STATED EXERCISE |
Exact repetition of every entry is required.
— begin RECORDS FOR THIS EXERCISE —
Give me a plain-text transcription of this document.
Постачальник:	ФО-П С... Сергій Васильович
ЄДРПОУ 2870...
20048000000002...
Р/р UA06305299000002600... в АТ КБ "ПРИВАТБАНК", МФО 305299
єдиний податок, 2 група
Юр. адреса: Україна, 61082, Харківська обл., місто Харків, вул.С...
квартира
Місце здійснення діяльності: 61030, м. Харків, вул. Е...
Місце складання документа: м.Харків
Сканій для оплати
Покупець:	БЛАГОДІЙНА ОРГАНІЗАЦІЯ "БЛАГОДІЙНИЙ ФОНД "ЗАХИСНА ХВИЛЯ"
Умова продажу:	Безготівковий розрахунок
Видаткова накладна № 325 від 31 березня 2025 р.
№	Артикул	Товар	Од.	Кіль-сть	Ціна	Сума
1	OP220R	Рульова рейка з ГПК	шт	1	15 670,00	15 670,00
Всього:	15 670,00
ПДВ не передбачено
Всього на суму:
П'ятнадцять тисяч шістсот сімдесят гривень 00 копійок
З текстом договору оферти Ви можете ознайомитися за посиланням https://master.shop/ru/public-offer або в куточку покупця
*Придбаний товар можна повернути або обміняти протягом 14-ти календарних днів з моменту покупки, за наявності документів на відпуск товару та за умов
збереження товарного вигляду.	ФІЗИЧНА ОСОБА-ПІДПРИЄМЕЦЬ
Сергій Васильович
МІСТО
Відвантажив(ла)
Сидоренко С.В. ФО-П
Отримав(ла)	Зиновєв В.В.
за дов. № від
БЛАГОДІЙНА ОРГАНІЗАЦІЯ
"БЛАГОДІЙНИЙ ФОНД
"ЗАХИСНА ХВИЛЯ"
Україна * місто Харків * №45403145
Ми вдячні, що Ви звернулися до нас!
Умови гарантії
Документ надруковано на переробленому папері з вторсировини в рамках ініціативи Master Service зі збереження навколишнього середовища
— end RECORDS FOR THIS EXERCISE —
PROBLEM SOLUTION |
Give me a plain-text transcription of this document.
Постачальник:	ФО-П С... Сергій Васильович
ЄДРПОУ 2870...
20048000000002...
Р/р UA06305299000002600... в АТ КБ "ПРИВАТБАНК", МФО 305299
єдиний податок, 2 група
Юр. адреса: Україна, 61082, Харківська обл., місто Харків, вул.С...
квартира
Місце здійснення діяльності: 61030, м. Харків, вул. Е...
Місце складання документа: м.Харків
Сканій для оплати
Покупець:	БЛАГОДІЙНА ОРГАНІЗАЦІЯ "БЛАГОДІЙНИЙ ФОНД "ЗАХИСНА ХВИЛЯ"
Умова продажу:	Безготівковий розрахунок
Видаткова накладна № 325 від 31 березня 2025 р.
№	Артикул	Товар	Од.	Кіль-сть	Ціна	Сума
1	OP220R	Рульова рейка з ГПК	шт	1	15 670,00	15 670,00
Всього:	15 670,00
ПДВ не передбачено
Всього на суму:
П'ятнадцять тисяч шістсот сімдесят гривень 00 копійок
З текстом договору оферти Ви можете ознайомитися за посиланням https://master.shop/ru/public-offer або в куточку покупця
*Придбаний товар можна повернути або обміняти протягом 14-ти календарних днів з моменту покупки, за наявності документів на відпуск товару та за умов
збереження товарного вигляду.	ФІЗИЧНА ОСОБА-ПІДПРИЄМЕЦЬ
Сергій Васильович
МІСТО
Відвантажив(ла)
Сидоренко С.В. ФО-П
Отримав(ла)	Зиновєв В.В.
за дов. № від
БЛАГОДІЙНА ОРГАНІЗАЦІЯ
"БЛАГОДІЙНИЙ ФОНД
"ЗАХИСНА ХВИЛЯ"
Україна * місто Харків * №45403145
Ми вдячні, що Ви звернулися до нас!
Умови гарантії
Документ надруковано на переробленому папері з вторсировини в рамках ініціативи Master Service зі збереження навколишнього середовища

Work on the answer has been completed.